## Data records
##########

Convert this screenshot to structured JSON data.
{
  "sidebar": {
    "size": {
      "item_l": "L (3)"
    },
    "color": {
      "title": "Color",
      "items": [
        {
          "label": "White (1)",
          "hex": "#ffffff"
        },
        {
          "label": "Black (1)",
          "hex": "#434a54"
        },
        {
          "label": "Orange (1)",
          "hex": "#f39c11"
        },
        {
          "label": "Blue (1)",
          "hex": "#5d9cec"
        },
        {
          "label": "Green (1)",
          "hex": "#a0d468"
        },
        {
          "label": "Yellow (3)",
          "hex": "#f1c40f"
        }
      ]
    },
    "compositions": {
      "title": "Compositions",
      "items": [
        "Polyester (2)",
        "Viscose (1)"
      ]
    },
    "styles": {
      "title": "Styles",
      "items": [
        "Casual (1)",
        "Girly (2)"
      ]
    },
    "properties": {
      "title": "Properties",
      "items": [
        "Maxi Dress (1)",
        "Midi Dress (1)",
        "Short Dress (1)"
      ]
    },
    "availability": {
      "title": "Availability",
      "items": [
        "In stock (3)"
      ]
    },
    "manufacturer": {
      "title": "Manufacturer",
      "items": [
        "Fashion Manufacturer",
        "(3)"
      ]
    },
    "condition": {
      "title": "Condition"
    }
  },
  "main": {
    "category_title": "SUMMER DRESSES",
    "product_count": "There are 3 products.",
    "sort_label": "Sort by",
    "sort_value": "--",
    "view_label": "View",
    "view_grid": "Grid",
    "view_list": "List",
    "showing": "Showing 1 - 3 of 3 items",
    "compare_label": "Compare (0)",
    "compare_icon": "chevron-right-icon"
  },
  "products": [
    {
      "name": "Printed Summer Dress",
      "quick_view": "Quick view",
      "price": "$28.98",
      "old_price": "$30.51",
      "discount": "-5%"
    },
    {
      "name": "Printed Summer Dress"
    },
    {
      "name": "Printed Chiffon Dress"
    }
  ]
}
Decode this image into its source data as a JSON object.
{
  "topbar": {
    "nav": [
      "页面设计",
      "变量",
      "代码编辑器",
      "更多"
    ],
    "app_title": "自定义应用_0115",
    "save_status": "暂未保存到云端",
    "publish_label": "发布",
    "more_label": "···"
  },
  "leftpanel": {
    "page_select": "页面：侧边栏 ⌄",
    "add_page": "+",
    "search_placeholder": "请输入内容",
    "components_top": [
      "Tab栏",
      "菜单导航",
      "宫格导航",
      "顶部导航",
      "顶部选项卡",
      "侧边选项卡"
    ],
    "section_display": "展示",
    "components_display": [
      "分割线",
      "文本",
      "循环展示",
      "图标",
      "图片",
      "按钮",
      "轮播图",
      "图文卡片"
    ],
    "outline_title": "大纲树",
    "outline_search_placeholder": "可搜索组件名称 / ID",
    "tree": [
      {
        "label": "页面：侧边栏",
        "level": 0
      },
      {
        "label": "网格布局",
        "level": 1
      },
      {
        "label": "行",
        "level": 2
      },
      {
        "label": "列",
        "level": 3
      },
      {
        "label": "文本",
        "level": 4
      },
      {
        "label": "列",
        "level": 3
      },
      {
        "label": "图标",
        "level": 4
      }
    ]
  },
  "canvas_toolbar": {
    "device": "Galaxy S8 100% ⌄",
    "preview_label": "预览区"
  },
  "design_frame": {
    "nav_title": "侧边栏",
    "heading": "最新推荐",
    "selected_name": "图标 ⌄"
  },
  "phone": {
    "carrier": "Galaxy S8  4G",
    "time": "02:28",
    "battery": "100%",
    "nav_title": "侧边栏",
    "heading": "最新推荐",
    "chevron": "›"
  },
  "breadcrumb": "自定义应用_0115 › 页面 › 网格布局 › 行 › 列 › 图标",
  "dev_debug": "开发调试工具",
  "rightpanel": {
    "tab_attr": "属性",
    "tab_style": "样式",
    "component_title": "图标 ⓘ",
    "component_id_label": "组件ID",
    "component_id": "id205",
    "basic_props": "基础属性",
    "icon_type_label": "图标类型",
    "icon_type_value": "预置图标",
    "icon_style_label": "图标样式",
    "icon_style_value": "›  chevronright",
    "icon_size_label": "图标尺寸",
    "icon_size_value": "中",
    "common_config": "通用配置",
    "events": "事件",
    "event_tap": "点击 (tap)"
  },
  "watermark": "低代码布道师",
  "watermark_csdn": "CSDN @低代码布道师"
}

##########

## Work to do
Retype the records in full. Keep every line identical to the original.

## Task answer
Convert this screenshot to structured JSON data.
{
  "sidebar": {
    "size": {
      "item_l": "L (3)"
    },
    "color": {
      "title": "Color",
      "items": [
        {
          "label": "White (1)",
          "hex": "#ffffff"
        },
        {
          "label": "Black (1)",
          "hex": "#434a54"
        },
        {
          "label": "Orange (1)",
          "hex": "#f39c11"
        },
        {
          "label": "Blue (1)",
          "hex": "#5d9cec"
        },
        {
          "label": "Green (1)",
          "hex": "#a0d468"
        },
        {
          "label": "Yellow (3)",
          "hex": "#f1c40f"
        }
      ]
    },
    "compositions": {
      "title": "Compositions",
      "items": [
        "Polyester (2)",
        "Viscose (1)"
      ]
    },
    "styles": {
      "title": "Styles",
      "items": [
        "Casual (1)",
        "Girly (2)"
      ]
    },
    "properties": {
      "title": "Properties",
      "items": [
        "Maxi Dress (1)",
        "Midi Dress (1)",
        "Short Dress (1)"
      ]
    },
    "availability": {
      "title": "Availability",
      "items": [
        "In stock (3)"
      ]
    },
    "manufacturer": {
      "title": "Manufacturer",
      "items": [
        "Fashion Manufacturer",
        "(3)"
      ]
    },
    "condition": {
      "title": "Condition"
    }
  },
  "main": {
    "category_title": "SUMMER DRESSES",
    "product_count": "There are 3 products.",
    "sort_label": "Sort by",
    "sort_value": "--",
    "view_label": "View",
    "view_grid": "Grid",
    "view_list": "List",
    "showing": "Showing 1 - 3 of 3 items",
    "compare_label": "Compare (0)",
    "compare_icon": "chevron-right-icon"
  },
  "products": [
    {
      "name": "Printed Summer Dress",
      "quick_view": "Quick view",
      "price": "$28.98",
      "old_price": "$30.51",
      "discount": "-5%"
    },
    {
      "name": "Printed Summer Dress"
    },
    {
      "name": "Printed Chiffon Dress"
    }
  ]
}
Decode this image into its source data as a JSON object.
{
  "topbar": {
    "nav": [
      "页面设计",
      "变量",
      "代码编辑器",
      "更多"
    ],
    "app_title": "自定义应用_0115",
    "save_status": "暂未保存到云端",
    "publish_label": "发布",
    "more_label": "···"
  },
  "leftpanel": {
    "page_select": "页面：侧边栏 ⌄",
    "add_page": "+",
    "search_placeholder": "请输入内容",
    "components_top": [
      "Tab栏",
      "菜单导航",
      "宫格导航",
      "顶部导航",
      "顶部选项卡",
      "侧边选项卡"
    ],
    "section_display": "展示",
    "components_display": [
      "分割线",
      "文本",
      "循环展示",
      "图标",
      "图片",
      "按钮",
      "轮播图",
      "图文卡片"
    ],
    "outline_title": "大纲树",
    "outline_search_placeholder": "可搜索组件名称 / ID",
    "tree": [
      {
        "label": "页面：侧边栏",
        "level": 0
      },
      {
        "label": "网格布局",
        "level": 1
      },
      {
        "label": "行",
        "level": 2
      },
      {
        "label": "列",
        "level": 3
      },
      {
        "label": "文本",
        "level": 4
      },
      {
        "label": "列",
        "level": 3
      },
      {
        "label": "图标",
        "level": 4
      }
    ]
  },
  "canvas_toolbar": {
    "device": "Galaxy S8 100% ⌄",
    "preview_label": "预览区"
  },
  "design_frame": {
    "nav_title": "侧边栏",
    "heading": "最新推荐",
    "selected_name": "图标 ⌄"
  },
  "phone": {
    "carrier": "Galaxy S8  4G",
    "time": "02:28",
    "battery": "100%",
    "nav_title": "侧边栏",
    "heading": "最新推荐",
    "chevron": "›"
  },
  "breadcrumb": "自定义应用_0115 › 页面 › 网格布局 › 行 › 列 › 图标",
  "dev_debug": "开发调试工具",
  "rightpanel": {
    "tab_attr": "属性",
    "tab_style": "样式",
    "component_title": "图标 ⓘ",
    "component_id_label": "组件ID",
    "component_id": "id205",
    "basic_props": "基础属性",
    "icon_type_label": "图标类型",
    "icon_type_value": "预置图标",
    "icon_style_label": "图标样式",
    "icon_style_value": "›  chevronright",
    "icon_size_label": "图标尺寸",
    "icon_size_value": "中",
    "common_config": "通用配置",
    "events": "事件",
    "event_tap": "点击 (tap)"
  },
  "watermark": "低代码布道师",
  "watermark_csdn": "CSDN @低代码布道师"
}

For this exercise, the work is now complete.